• TASK DETAILS
Gather all lines in the records below that include the word "text".
LISTING start
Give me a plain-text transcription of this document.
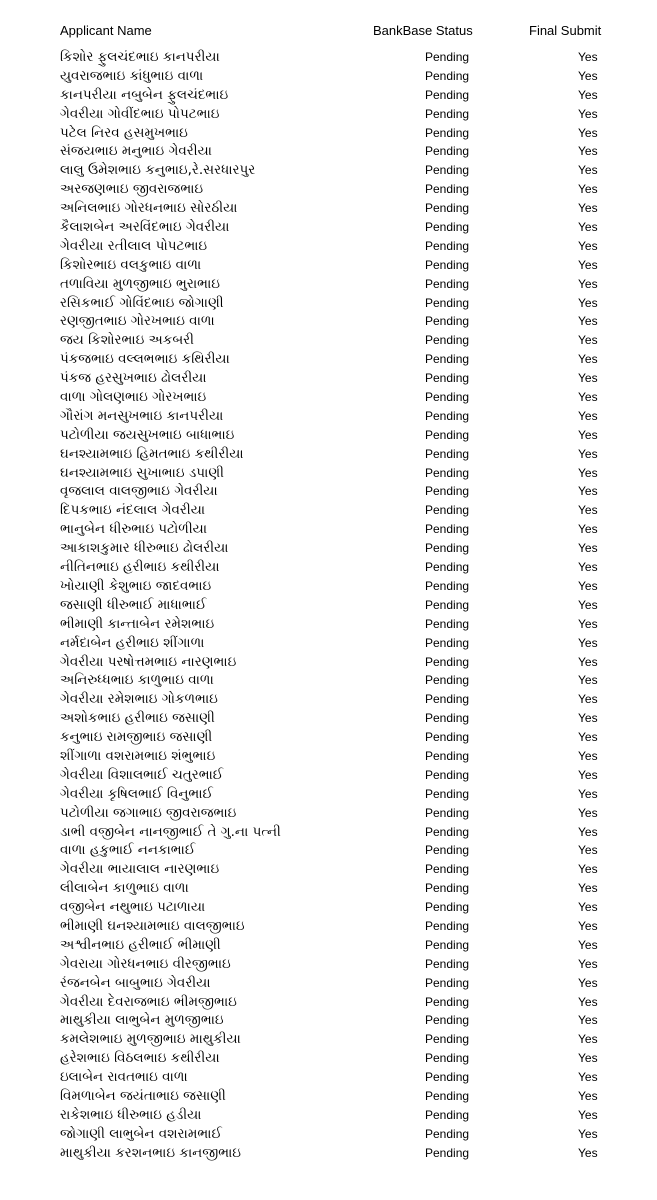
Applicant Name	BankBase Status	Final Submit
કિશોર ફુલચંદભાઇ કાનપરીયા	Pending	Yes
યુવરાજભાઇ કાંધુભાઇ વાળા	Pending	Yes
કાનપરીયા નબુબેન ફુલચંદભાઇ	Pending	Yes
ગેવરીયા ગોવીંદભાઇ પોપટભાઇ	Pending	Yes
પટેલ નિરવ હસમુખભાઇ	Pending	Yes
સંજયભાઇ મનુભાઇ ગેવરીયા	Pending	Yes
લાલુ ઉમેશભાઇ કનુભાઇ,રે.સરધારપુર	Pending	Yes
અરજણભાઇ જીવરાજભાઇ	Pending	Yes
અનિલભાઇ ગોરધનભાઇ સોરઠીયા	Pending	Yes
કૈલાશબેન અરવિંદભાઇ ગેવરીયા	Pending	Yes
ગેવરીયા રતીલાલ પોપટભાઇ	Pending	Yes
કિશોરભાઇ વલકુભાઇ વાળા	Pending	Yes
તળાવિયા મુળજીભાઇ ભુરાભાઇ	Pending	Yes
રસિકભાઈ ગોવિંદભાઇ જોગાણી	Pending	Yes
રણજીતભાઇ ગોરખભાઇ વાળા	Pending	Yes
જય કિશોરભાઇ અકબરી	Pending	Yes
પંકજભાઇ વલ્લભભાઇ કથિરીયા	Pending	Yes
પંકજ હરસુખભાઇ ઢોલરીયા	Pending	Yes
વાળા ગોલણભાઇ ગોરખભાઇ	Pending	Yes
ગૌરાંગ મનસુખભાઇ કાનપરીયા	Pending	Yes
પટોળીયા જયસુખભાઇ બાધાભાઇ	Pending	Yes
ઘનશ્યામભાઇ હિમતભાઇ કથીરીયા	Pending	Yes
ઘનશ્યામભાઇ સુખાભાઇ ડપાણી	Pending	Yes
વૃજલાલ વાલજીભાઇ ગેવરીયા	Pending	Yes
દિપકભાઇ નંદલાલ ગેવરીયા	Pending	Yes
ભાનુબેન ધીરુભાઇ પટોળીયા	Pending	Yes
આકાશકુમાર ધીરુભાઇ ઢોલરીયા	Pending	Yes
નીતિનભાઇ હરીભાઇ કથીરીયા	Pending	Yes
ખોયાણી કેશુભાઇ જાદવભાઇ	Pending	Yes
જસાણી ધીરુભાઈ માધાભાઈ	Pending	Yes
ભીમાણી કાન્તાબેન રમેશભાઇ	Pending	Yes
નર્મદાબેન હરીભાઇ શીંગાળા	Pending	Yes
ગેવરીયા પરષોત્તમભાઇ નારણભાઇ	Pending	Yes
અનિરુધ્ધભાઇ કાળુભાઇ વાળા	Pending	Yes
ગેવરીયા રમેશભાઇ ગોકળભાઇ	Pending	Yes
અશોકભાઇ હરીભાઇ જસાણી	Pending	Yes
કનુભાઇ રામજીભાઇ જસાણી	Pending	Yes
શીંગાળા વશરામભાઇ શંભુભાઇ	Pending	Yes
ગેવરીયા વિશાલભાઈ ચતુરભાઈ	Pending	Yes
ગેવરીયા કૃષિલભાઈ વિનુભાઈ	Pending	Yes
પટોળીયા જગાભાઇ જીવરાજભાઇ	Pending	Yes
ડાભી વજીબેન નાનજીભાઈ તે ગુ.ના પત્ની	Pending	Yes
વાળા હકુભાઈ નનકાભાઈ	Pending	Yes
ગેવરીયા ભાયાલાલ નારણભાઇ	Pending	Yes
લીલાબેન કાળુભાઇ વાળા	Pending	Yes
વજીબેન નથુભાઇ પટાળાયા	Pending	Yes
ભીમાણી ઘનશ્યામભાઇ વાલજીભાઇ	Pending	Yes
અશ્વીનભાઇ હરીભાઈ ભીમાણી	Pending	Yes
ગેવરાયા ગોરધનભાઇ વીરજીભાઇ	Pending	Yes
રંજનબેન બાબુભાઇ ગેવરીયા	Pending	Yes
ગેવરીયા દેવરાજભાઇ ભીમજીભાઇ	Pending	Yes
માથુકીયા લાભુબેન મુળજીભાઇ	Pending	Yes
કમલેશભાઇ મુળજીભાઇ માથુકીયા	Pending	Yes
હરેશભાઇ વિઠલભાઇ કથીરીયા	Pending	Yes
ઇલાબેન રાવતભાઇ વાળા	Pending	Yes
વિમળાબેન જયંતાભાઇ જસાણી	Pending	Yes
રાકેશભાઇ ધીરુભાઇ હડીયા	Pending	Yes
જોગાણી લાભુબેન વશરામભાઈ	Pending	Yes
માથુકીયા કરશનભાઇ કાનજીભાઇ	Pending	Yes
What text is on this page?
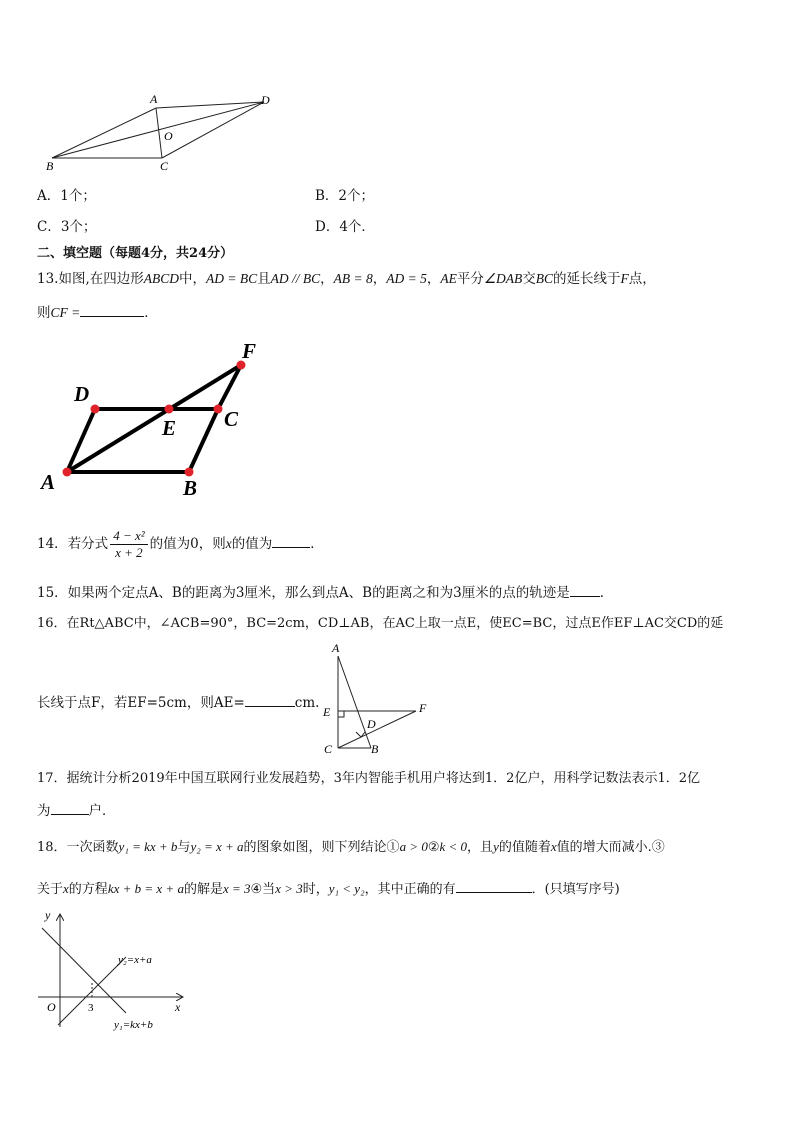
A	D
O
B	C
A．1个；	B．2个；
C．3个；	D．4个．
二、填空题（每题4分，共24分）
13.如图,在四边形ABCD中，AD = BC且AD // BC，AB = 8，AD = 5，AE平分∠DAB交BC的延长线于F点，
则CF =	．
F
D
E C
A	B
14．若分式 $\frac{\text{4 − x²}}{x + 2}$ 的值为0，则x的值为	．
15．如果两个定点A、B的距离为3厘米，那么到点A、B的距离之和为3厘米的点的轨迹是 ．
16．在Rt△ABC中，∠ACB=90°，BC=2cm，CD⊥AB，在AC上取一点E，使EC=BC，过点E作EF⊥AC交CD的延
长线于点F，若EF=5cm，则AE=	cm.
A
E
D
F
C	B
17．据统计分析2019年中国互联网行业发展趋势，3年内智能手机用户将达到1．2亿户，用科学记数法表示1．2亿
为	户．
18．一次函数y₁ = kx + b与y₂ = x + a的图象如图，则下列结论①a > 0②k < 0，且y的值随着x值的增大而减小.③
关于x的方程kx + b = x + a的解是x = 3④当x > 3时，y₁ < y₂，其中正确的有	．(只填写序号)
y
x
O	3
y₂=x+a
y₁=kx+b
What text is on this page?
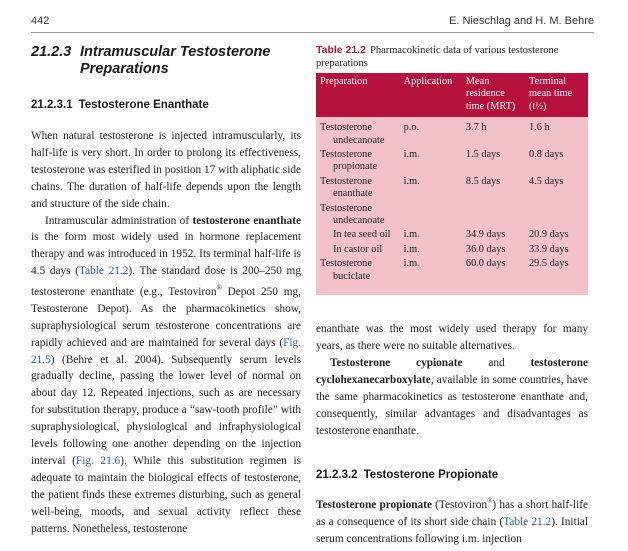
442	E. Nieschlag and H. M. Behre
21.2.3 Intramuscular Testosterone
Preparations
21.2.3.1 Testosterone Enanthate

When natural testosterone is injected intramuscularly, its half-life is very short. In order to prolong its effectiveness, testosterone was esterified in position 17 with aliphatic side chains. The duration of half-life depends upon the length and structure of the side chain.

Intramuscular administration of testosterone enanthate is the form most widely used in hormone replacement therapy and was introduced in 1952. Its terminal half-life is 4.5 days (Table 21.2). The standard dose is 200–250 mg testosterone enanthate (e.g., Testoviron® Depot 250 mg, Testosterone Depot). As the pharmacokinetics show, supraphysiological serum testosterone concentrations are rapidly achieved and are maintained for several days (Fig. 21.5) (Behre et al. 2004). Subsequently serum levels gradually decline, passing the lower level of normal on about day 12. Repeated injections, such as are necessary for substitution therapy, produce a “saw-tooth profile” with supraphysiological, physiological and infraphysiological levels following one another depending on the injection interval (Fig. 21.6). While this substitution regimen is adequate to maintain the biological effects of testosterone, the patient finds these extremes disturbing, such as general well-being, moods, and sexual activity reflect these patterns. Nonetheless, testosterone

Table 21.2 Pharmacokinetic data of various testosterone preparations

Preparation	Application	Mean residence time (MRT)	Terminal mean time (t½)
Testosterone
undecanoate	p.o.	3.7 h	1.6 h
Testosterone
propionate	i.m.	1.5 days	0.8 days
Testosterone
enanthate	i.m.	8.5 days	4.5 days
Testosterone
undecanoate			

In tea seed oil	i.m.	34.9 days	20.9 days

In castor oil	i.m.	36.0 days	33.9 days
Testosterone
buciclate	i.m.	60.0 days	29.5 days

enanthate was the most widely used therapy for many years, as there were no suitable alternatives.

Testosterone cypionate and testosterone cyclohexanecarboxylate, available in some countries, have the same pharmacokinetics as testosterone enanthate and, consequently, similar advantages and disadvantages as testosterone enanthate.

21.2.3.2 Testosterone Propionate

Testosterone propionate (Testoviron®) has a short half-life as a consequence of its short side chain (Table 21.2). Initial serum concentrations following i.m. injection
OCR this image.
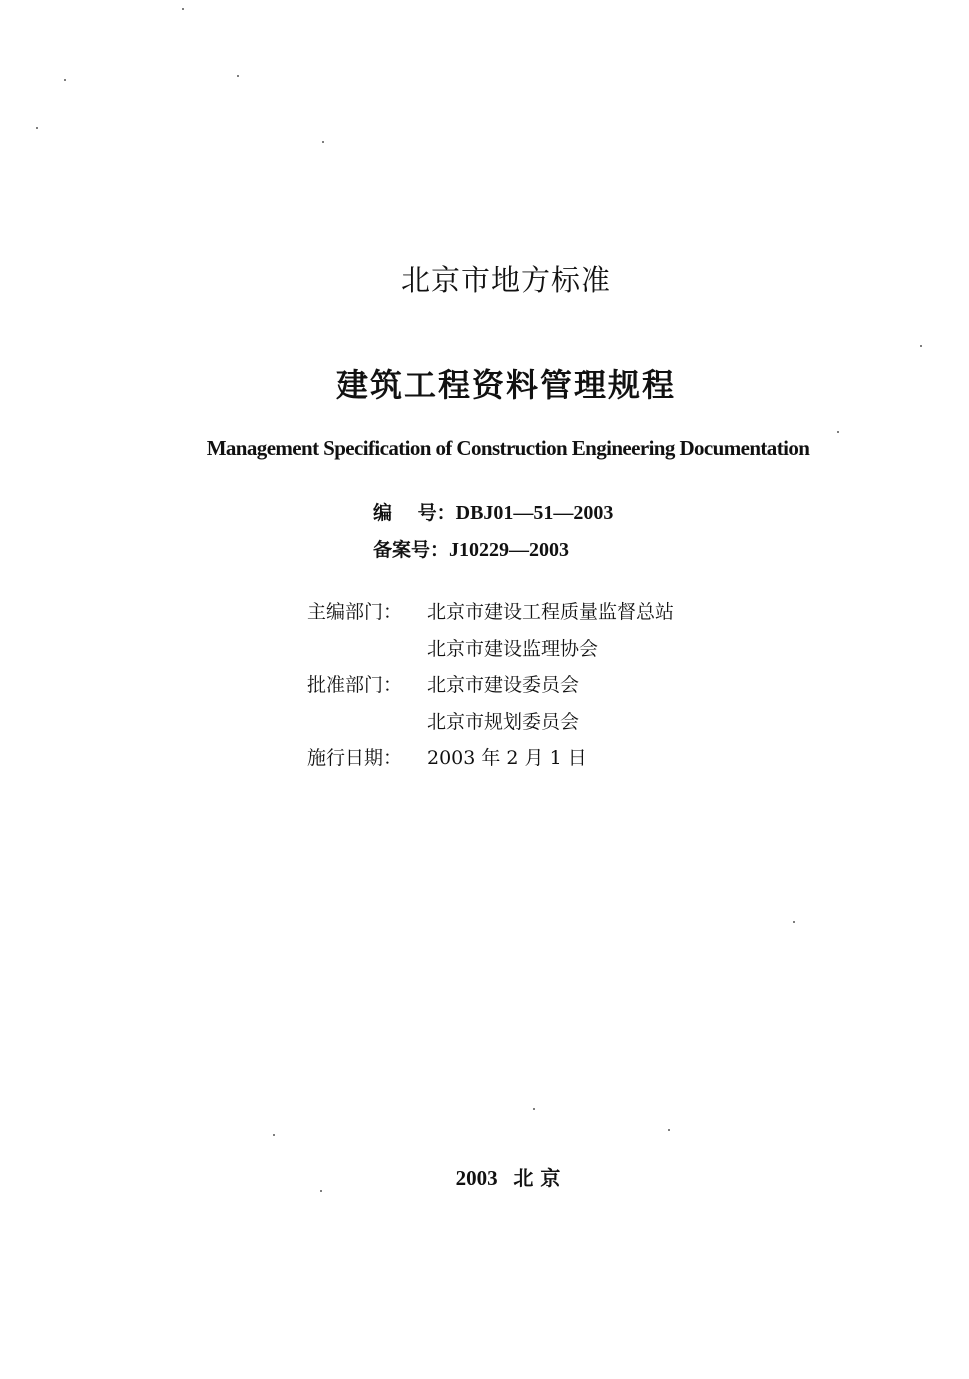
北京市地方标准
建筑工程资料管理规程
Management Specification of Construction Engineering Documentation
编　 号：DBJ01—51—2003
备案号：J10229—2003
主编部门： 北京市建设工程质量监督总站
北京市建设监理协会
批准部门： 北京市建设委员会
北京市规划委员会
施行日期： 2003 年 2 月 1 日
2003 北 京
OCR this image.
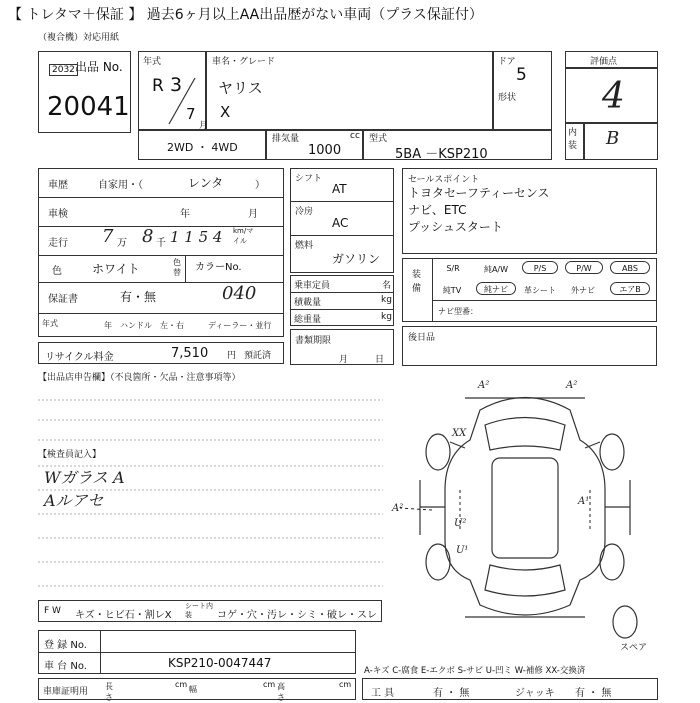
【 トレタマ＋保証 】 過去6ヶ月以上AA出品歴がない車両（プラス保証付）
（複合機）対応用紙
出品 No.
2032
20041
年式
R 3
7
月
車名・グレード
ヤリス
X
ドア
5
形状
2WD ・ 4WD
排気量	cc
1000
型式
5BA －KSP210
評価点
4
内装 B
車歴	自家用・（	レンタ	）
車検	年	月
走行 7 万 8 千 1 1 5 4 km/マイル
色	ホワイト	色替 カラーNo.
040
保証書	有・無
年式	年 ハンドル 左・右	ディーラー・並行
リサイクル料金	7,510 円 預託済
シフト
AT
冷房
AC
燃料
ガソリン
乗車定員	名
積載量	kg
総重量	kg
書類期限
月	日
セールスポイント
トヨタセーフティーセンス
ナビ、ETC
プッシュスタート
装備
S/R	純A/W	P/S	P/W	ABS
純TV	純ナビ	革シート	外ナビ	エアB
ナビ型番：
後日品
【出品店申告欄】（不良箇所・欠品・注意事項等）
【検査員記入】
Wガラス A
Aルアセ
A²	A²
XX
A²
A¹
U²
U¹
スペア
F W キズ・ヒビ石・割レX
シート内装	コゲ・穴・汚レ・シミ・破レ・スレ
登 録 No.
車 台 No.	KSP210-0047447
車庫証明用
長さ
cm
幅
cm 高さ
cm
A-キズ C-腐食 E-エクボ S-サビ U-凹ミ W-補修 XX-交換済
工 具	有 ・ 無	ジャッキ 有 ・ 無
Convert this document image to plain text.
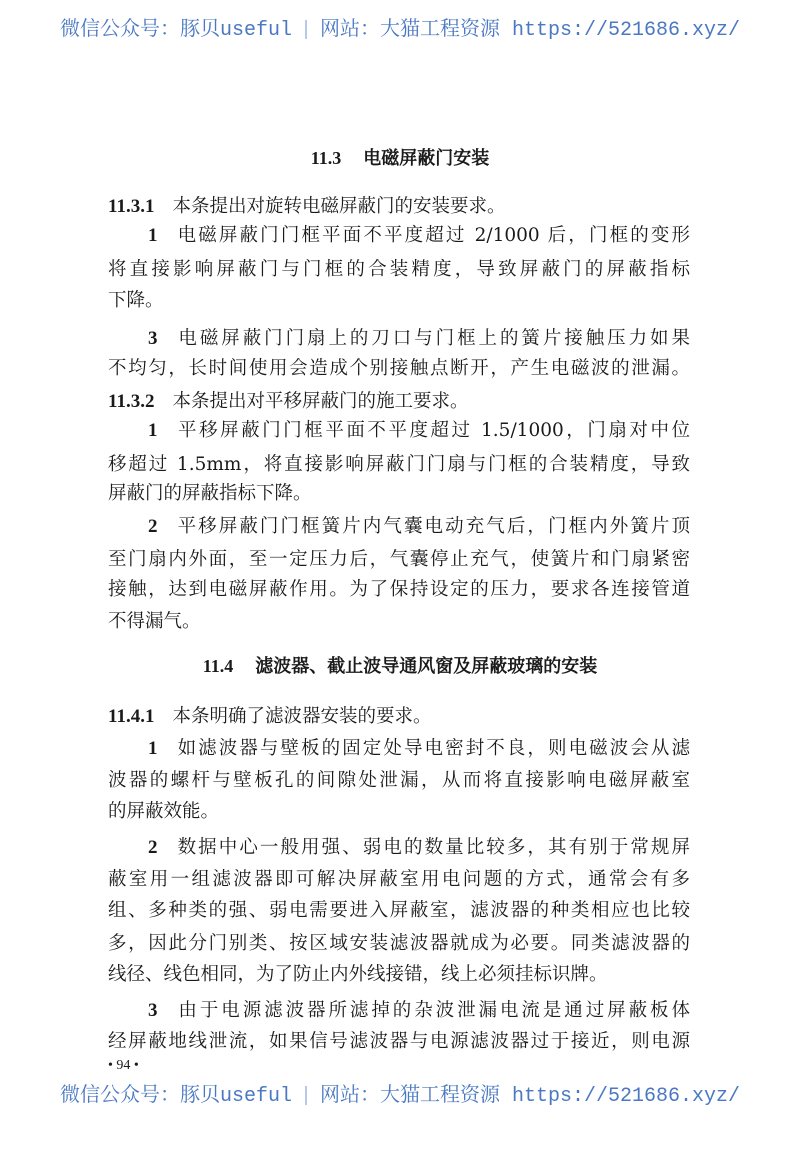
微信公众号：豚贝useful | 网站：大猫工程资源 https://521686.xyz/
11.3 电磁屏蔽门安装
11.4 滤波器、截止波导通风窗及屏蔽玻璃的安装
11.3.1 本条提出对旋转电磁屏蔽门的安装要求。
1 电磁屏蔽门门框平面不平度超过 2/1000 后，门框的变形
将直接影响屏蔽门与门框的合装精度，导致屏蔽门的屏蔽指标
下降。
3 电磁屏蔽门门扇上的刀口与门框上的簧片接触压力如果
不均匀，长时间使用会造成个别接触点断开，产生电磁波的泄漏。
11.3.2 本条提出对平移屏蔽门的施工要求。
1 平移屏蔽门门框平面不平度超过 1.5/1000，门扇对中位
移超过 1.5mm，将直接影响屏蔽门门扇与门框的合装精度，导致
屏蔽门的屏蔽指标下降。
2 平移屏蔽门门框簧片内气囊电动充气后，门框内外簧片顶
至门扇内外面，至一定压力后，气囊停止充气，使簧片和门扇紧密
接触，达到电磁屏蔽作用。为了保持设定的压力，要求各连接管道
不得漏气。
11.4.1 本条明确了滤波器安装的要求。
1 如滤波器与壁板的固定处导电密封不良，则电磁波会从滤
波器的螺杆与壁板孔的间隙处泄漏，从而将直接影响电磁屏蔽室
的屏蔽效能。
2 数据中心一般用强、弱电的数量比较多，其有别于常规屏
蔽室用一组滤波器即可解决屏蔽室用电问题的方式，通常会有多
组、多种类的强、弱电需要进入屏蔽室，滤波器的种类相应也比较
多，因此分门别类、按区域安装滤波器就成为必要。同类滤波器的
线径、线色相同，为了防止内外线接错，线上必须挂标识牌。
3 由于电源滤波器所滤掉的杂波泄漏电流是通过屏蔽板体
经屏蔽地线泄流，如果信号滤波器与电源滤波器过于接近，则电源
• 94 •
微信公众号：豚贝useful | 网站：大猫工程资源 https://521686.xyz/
LISTING end
• EXERCISE SOLUTION
Give me a plain-text transcription of this document.
What text is on this page?
14．若分式 $\frac{\text{4 − x²}}{x + 2}$ 的值为0，则x的值为	．
What text is on this page?
Convert this document image to plain text.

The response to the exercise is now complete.